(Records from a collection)
====================
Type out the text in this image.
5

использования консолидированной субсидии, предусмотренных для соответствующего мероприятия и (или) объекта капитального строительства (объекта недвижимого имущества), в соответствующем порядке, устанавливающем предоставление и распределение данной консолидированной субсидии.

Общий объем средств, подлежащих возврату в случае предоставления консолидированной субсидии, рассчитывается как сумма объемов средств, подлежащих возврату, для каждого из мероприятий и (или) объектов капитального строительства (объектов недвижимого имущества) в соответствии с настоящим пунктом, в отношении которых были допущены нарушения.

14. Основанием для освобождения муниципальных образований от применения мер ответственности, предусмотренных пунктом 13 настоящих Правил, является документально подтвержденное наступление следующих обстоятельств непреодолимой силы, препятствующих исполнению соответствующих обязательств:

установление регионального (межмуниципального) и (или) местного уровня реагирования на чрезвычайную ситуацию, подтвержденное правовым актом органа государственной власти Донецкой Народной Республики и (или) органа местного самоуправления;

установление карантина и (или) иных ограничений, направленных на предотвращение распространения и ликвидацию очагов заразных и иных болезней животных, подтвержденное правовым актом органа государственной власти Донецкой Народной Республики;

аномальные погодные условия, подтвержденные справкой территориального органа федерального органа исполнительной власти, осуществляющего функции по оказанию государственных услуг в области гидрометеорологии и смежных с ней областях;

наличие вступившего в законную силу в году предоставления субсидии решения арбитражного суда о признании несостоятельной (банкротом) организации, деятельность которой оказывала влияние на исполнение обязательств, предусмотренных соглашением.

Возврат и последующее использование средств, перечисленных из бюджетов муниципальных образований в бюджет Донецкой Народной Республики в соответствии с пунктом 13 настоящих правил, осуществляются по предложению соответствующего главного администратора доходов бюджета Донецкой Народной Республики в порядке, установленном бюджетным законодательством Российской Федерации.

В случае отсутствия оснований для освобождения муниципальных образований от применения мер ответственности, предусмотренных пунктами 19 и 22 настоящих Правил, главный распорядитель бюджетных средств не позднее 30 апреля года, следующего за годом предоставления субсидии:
====================
- _WHAT YOU ARE ASKED TO DO_
Copy out each line of the data containing the string "установление".

- _CORRECT OUTPUT_
установление регионального (межмуниципального) и (или) местного уровня реагирования на чрезвычайную ситуацию, подтвержденное правовым актом органа государственной власти Донецкой Народной Республики и (или) органа местного самоуправления;
установление карантина и (или) иных ограничений, направленных на предотвращение распространения и ликвидацию очагов заразных и иных болезней животных, подтвержденное правовым актом органа государственной власти Донецкой Народной Республики;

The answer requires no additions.